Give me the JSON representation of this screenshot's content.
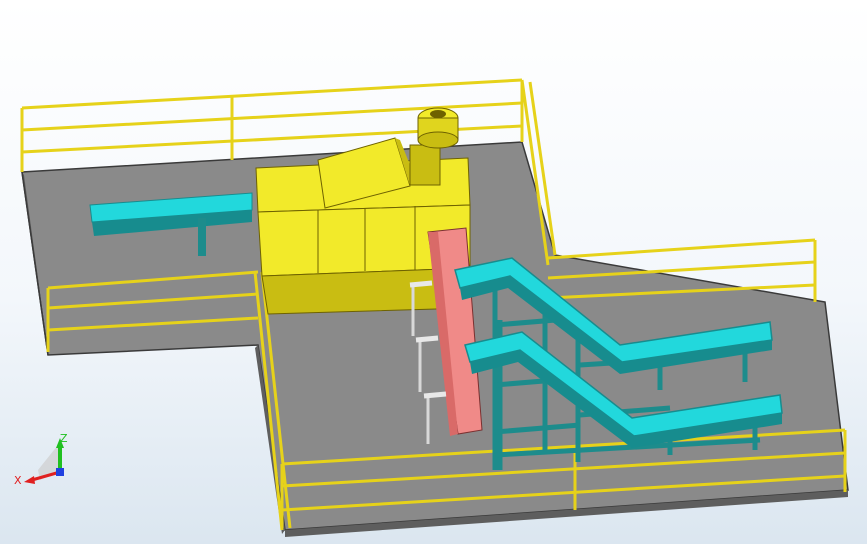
{
  "viewport": {
    "background_top": "#ffffff",
    "background_bottom": "#dbe6f0"
  },
  "colors": {
    "floor": "#8a8a8a",
    "floor_edge": "#3a3a3a",
    "railing": "#e6d21a",
    "railing_dark": "#6e6200",
    "machine": "#f2ea2a",
    "machine_shade": "#c9bd12",
    "conveyor": "#22d8dc",
    "conveyor_dark": "#178c8e",
    "frame": "#1d8c8c",
    "chute": "#f08a88",
    "post": "#d8d8d8"
  },
  "triad": {
    "x_label": "X",
    "z_label": "Z",
    "x_color": "#e02020",
    "z_color": "#20c020",
    "y_color": "#2040e0"
  }
}
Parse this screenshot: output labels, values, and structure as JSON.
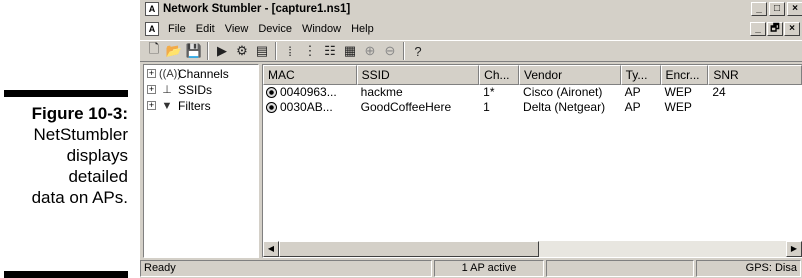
{
  "caption": {
    "figure": "Figure 10-3:",
    "lines": [
      "NetStumbler",
      "displays",
      "detailed",
      "data on APs."
    ]
  },
  "window": {
    "title": "Network Stumbler - [capture1.ns1]",
    "controls": {
      "minimize": "_",
      "restore": "□",
      "close": "×",
      "doc_restore": "🗗"
    }
  },
  "menu": {
    "items": [
      "File",
      "Edit",
      "View",
      "Device",
      "Window",
      "Help"
    ]
  },
  "toolbar": {
    "icons": [
      "new-icon",
      "open-icon",
      "save-icon",
      "play-icon",
      "scan-icon",
      "properties-icon",
      "small-icons-icon",
      "tree-icon",
      "list-icon",
      "details-icon",
      "zoom-in-icon",
      "zoom-out-icon",
      "help-icon"
    ]
  },
  "tree": {
    "items": [
      {
        "label": "Channels",
        "icon": "antenna-icon",
        "glyph": "((A))"
      },
      {
        "label": "SSIDs",
        "icon": "network-icon",
        "glyph": "⊥"
      },
      {
        "label": "Filters",
        "icon": "filter-icon",
        "glyph": "▼"
      }
    ]
  },
  "list": {
    "columns": [
      "MAC",
      "SSID",
      "Ch...",
      "Vendor",
      "Ty...",
      "Encr...",
      "SNR"
    ],
    "rows": [
      {
        "mac": "0040963...",
        "ssid": "hackme",
        "ch": "1*",
        "vendor": "Cisco (Aironet)",
        "type": "AP",
        "encr": "WEP",
        "snr": "24"
      },
      {
        "mac": "0030AB...",
        "ssid": "GoodCoffeeHere",
        "ch": "1",
        "vendor": "Delta (Netgear)",
        "type": "AP",
        "encr": "WEP",
        "snr": ""
      }
    ]
  },
  "status": {
    "ready": "Ready",
    "active": "1 AP active",
    "gps": "GPS: Disa"
  },
  "colors": {
    "face": "#d4d0c8",
    "window": "#ffffff"
  }
}
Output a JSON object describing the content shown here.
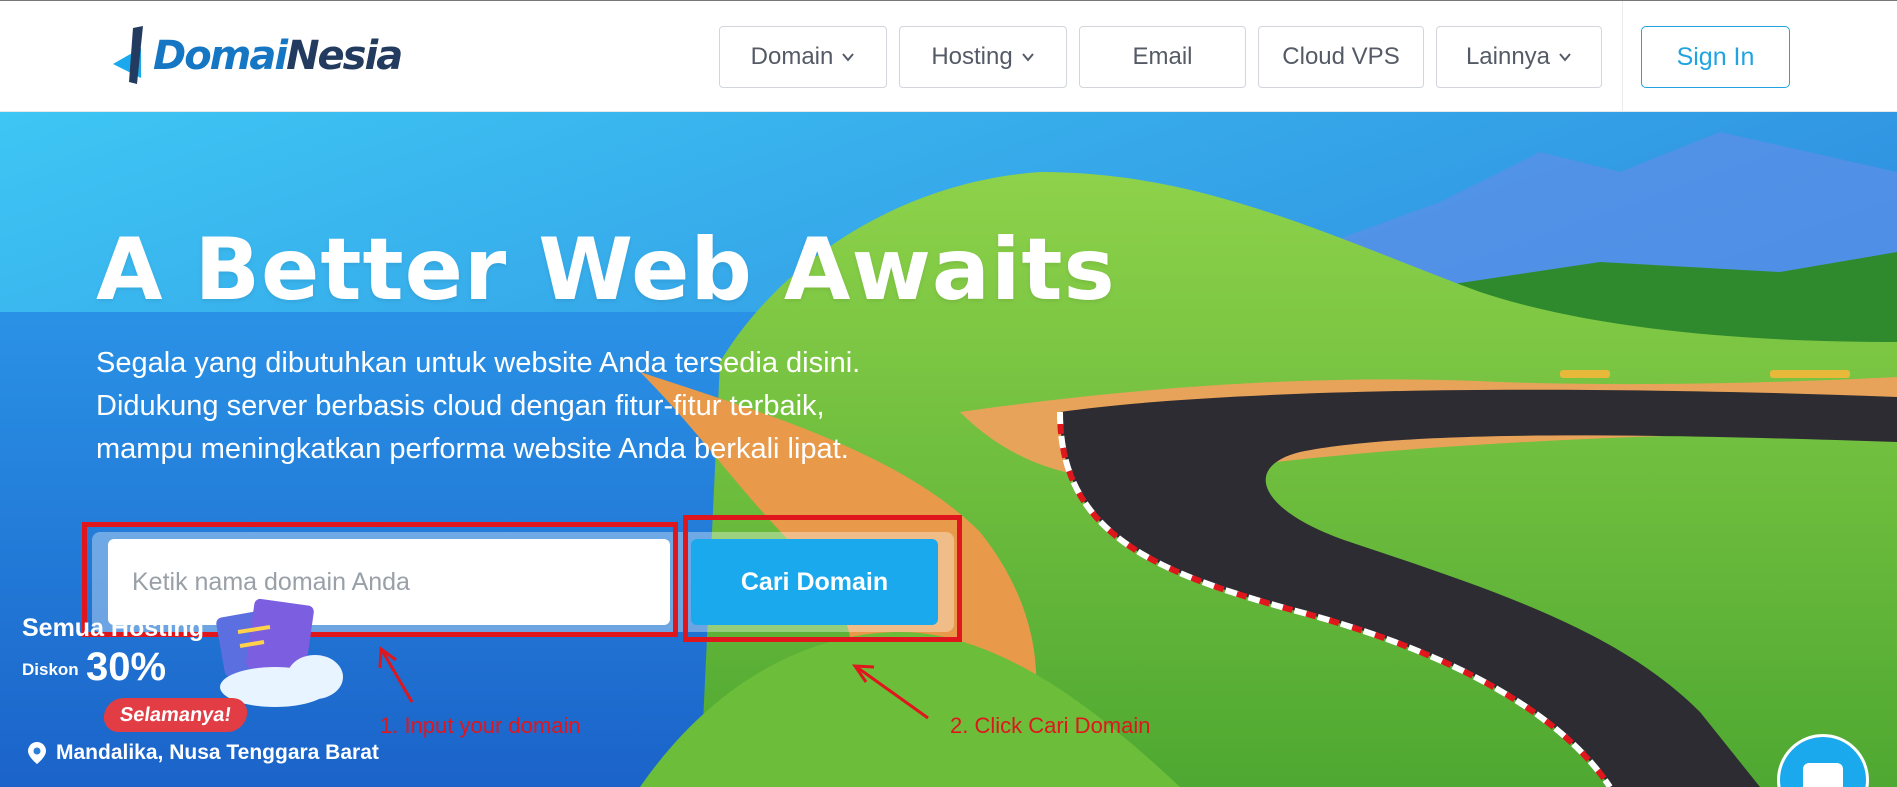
{
  "header": {
    "logo": {
      "text_part1": "Domai",
      "text_part2": "Nesia"
    },
    "nav": [
      {
        "label": "Domain",
        "has_dropdown": true
      },
      {
        "label": "Hosting",
        "has_dropdown": true
      },
      {
        "label": "Email",
        "has_dropdown": false
      },
      {
        "label": "Cloud VPS",
        "has_dropdown": false
      },
      {
        "label": "Lainnya",
        "has_dropdown": true
      }
    ],
    "signin_label": "Sign In"
  },
  "hero": {
    "title": "A Better Web Awaits",
    "subtitle_lines": [
      "Segala yang dibutuhkan untuk website Anda tersedia disini.",
      "Didukung server berbasis cloud dengan fitur-fitur terbaik,",
      "mampu meningkatkan performa website Anda berkali lipat."
    ],
    "search": {
      "placeholder": "Ketik nama domain Anda",
      "value": "",
      "button_label": "Cari Domain"
    },
    "promo": {
      "headline": "Semua Hosting",
      "diskon_label": "Diskon",
      "percent": "30%",
      "badge": "Selamanya!"
    },
    "location": "Mandalika, Nusa Tenggara Barat"
  },
  "annotations": {
    "step1": "1. Input your domain",
    "step2": "2. Click Cari Domain"
  },
  "colors": {
    "accent": "#1aa9ec",
    "signin": "#21a3e0",
    "annotation_red": "#e0161d",
    "logo_blue": "#1576c4",
    "logo_dark": "#223b5e"
  },
  "icons": {
    "dropdown": "chevron-down-icon",
    "location": "map-pin-icon",
    "chat": "chat-icon"
  }
}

Brief:
Restate each of the entries above word for word and skip every image.

Correct answer:
Give me the JSON representation of this screenshot's content.
{
  "viewport": {
    "background_top": "#ffffff",
    "background_bottom": "#dbe6f0"
  },
  "colors": {
    "floor": "#8a8a8a",
    "floor_edge": "#3a3a3a",
    "railing": "#e6d21a",
    "railing_dark": "#6e6200",
    "machine": "#f2ea2a",
    "machine_shade": "#c9bd12",
    "conveyor": "#22d8dc",
    "conveyor_dark": "#178c8e",
    "frame": "#1d8c8c",
    "chute": "#f08a88",
    "post": "#d8d8d8"
  },
  "triad": {
    "x_label": "X",
    "z_label": "Z",
    "x_color": "#e02020",
    "z_color": "#20c020",
    "y_color": "#2040e0"
  }
}
Parse this screenshot: output labels, values, and structure as JSON.
{
  "caption": {
    "figure": "Figure 10-3:",
    "lines": [
      "NetStumbler",
      "displays",
      "detailed",
      "data on APs."
    ]
  },
  "window": {
    "title": "Network Stumbler - [capture1.ns1]",
    "controls": {
      "minimize": "_",
      "restore": "□",
      "close": "×",
      "doc_restore": "🗗"
    }
  },
  "menu": {
    "items": [
      "File",
      "Edit",
      "View",
      "Device",
      "Window",
      "Help"
    ]
  },
  "toolbar": {
    "icons": [
      "new-icon",
      "open-icon",
      "save-icon",
      "play-icon",
      "scan-icon",
      "properties-icon",
      "small-icons-icon",
      "tree-icon",
      "list-icon",
      "details-icon",
      "zoom-in-icon",
      "zoom-out-icon",
      "help-icon"
    ]
  },
  "tree": {
    "items": [
      {
        "label": "Channels",
        "icon": "antenna-icon",
        "glyph": "((A))"
      },
      {
        "label": "SSIDs",
        "icon": "network-icon",
        "glyph": "⊥"
      },
      {
        "label": "Filters",
        "icon": "filter-icon",
        "glyph": "▼"
      }
    ]
  },
  "list": {
    "columns": [
      "MAC",
      "SSID",
      "Ch...",
      "Vendor",
      "Ty...",
      "Encr...",
      "SNR"
    ],
    "rows": [
      {
        "mac": "0040963...",
        "ssid": "hackme",
        "ch": "1*",
        "vendor": "Cisco (Aironet)",
        "type": "AP",
        "encr": "WEP",
        "snr": "24"
      },
      {
        "mac": "0030AB...",
        "ssid": "GoodCoffeeHere",
        "ch": "1",
        "vendor": "Delta (Netgear)",
        "type": "AP",
        "encr": "WEP",
        "snr": ""
      }
    ]
  },
  "status": {
    "ready": "Ready",
    "active": "1 AP active",
    "gps": "GPS: Disa"
  },
  "colors": {
    "face": "#d4d0c8",
    "window": "#ffffff"
  }
}
Output a JSON object describing the content shown here.
{
  "header": {
    "logo": {
      "text_part1": "Domai",
      "text_part2": "Nesia"
    },
    "nav": [
      {
        "label": "Domain",
        "has_dropdown": true
      },
      {
        "label": "Hosting",
        "has_dropdown": true
      },
      {
        "label": "Email",
        "has_dropdown": false
      },
      {
        "label": "Cloud VPS",
        "has_dropdown": false
      },
      {
        "label": "Lainnya",
        "has_dropdown": true
      }
    ],
    "signin_label": "Sign In"
  },
  "hero": {
    "title": "A Better Web Awaits",
    "subtitle_lines": [
      "Segala yang dibutuhkan untuk website Anda tersedia disini.",
      "Didukung server berbasis cloud dengan fitur-fitur terbaik,",
      "mampu meningkatkan performa website Anda berkali lipat."
    ],
    "search": {
      "placeholder": "Ketik nama domain Anda",
      "value": "",
      "button_label": "Cari Domain"
    },
    "promo": {
      "headline": "Semua Hosting",
      "diskon_label": "Diskon",
      "percent": "30%",
      "badge": "Selamanya!"
    },
    "location": "Mandalika, Nusa Tenggara Barat"
  },
  "annotations": {
    "step1": "1. Input your domain",
    "step2": "2. Click Cari Domain"
  },
  "colors": {
    "accent": "#1aa9ec",
    "signin": "#21a3e0",
    "annotation_red": "#e0161d",
    "logo_blue": "#1576c4",
    "logo_dark": "#223b5e"
  },
  "icons": {
    "dropdown": "chevron-down-icon",
    "location": "map-pin-icon",
    "chat": "chat-icon"
  }
}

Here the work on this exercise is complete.